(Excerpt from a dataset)
---------------

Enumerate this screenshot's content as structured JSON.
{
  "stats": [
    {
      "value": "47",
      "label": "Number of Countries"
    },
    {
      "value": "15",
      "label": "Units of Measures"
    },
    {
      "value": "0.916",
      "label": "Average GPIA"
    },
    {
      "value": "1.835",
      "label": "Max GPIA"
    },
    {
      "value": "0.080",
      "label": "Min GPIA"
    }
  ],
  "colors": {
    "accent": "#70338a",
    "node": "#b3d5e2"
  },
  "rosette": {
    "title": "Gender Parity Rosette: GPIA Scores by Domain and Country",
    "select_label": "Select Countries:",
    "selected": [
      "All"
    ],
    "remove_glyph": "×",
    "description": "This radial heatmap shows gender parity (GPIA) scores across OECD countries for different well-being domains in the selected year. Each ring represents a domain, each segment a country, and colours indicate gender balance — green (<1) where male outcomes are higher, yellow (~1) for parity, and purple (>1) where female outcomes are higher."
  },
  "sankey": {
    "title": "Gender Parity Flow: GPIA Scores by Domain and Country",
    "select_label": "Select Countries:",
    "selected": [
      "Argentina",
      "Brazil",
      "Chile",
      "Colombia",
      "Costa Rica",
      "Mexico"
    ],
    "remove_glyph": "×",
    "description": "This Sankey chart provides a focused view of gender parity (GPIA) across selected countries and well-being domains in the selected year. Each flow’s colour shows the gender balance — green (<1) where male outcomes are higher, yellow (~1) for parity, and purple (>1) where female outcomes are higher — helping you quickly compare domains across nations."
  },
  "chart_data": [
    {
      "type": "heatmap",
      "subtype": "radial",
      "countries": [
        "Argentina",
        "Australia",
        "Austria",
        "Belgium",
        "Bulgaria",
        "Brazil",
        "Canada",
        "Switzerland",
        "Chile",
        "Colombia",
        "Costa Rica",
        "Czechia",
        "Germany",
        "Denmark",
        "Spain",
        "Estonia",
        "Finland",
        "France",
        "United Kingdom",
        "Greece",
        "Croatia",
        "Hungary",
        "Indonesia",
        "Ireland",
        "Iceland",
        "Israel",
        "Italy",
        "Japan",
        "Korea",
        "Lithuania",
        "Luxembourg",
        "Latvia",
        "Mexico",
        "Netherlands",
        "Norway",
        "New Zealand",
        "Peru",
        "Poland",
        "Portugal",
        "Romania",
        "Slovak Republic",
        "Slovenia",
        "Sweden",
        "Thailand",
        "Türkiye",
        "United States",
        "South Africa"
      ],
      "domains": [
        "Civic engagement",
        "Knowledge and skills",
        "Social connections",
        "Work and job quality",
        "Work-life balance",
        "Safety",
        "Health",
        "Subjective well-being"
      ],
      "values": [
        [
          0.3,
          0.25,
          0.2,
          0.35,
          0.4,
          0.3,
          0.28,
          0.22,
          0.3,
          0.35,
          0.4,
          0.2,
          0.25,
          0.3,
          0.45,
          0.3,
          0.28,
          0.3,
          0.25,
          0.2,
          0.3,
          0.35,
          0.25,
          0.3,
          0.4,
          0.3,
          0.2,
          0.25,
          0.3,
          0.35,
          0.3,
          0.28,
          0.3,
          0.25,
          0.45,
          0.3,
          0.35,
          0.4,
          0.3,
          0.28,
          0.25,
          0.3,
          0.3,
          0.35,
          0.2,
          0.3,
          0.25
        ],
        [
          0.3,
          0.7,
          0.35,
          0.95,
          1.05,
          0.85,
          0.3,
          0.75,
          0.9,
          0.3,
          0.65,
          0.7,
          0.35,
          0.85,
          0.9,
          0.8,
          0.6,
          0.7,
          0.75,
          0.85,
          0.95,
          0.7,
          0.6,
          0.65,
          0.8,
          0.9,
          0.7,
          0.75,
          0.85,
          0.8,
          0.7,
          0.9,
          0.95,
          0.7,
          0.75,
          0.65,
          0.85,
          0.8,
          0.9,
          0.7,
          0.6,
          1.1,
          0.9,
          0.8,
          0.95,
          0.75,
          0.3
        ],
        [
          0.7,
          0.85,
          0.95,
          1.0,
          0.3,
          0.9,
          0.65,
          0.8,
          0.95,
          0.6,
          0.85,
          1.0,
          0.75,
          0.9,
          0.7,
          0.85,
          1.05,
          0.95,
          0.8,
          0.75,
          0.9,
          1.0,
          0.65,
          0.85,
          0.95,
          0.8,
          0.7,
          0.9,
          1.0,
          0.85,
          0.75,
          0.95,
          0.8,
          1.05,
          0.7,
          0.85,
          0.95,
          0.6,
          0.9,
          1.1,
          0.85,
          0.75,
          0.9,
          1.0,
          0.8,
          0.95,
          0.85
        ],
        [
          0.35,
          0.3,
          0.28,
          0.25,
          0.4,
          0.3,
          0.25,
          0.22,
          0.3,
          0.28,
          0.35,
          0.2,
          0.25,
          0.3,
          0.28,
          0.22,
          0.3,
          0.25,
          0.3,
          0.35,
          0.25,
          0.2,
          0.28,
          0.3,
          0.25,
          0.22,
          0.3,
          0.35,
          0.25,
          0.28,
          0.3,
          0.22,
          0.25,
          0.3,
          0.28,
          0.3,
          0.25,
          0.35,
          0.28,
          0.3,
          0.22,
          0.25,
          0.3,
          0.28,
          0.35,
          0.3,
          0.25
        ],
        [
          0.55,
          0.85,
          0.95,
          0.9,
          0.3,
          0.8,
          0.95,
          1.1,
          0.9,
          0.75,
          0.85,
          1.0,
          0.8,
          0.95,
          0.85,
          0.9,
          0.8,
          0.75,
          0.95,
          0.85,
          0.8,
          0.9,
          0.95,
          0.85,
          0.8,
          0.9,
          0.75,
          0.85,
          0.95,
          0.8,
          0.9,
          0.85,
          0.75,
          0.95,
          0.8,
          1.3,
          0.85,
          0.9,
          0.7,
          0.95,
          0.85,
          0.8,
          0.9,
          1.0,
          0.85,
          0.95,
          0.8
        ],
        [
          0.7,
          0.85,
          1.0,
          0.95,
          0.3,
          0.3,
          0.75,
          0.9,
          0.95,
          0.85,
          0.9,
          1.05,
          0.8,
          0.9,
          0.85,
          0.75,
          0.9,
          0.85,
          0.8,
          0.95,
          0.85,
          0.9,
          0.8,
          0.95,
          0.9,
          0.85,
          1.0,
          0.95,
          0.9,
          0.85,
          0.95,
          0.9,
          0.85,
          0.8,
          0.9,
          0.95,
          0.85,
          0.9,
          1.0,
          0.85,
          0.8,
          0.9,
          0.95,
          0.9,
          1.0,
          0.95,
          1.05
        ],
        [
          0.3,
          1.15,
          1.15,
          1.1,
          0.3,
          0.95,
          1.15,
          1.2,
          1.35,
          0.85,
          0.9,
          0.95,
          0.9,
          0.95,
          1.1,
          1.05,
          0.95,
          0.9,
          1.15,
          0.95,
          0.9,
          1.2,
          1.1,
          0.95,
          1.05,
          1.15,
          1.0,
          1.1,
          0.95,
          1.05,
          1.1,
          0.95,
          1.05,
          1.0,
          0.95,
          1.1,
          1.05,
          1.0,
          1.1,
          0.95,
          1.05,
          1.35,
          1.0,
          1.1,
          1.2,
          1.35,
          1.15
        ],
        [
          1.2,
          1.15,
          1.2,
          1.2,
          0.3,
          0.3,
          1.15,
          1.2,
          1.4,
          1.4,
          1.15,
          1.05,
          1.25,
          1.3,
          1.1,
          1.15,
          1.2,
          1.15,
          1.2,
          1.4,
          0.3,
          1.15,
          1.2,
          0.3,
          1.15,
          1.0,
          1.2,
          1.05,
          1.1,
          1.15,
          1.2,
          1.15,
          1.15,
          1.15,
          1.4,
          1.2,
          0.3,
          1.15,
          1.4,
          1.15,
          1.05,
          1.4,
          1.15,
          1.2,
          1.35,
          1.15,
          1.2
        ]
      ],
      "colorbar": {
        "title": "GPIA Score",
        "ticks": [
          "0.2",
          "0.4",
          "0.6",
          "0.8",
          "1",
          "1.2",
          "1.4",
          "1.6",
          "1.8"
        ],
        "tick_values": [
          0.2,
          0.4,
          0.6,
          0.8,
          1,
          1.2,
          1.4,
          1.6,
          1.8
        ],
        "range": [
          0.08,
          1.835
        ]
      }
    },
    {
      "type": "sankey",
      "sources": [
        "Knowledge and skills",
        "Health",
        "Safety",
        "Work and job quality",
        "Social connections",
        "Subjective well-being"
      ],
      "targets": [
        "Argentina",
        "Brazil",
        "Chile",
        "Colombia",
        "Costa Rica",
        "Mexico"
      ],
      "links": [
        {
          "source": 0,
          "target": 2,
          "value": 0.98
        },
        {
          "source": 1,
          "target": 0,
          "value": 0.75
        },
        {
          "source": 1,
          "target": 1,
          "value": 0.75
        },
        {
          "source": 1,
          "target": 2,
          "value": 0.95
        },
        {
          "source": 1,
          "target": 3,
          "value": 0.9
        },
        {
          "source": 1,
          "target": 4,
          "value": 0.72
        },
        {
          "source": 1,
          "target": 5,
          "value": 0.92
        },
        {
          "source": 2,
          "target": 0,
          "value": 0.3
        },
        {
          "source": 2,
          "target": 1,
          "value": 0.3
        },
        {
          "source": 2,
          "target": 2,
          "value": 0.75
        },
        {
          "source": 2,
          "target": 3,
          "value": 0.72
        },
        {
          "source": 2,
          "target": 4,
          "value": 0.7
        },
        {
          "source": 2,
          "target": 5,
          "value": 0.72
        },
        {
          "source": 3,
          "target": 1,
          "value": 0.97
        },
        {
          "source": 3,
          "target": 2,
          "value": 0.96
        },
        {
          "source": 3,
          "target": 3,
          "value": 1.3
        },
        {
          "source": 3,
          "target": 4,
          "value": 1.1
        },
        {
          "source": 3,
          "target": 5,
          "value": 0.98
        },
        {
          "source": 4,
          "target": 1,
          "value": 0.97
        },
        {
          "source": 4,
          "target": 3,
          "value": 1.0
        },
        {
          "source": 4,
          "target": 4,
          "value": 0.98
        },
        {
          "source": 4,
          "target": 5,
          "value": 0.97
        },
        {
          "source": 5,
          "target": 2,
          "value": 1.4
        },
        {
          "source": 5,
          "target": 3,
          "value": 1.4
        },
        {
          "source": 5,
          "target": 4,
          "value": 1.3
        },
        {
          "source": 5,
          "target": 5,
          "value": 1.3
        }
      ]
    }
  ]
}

---------------

Return each line where "well" shows up.

» Correct answer
    "description": "This radial heatmap shows gender parity (GPIA) scores across OECD countries for different well-being domains in the selected year. Each ring represents a domain, each segment a country, and colours indicate gender balance — green (<1) where male outcomes are higher, yellow (~1) for parity, and purple (>1) where female outcomes are higher."
    "description": "This Sankey chart provides a focused view of gender parity (GPIA) across selected countries and well-being domains in the selected year. Each flow’s colour shows the gender balance — green (<1) where male outcomes are higher, yellow (~1) for parity, and purple (>1) where female outcomes are higher — helping you quickly compare domains across nations."
        "Subjective well-being"
        "Subjective well-being"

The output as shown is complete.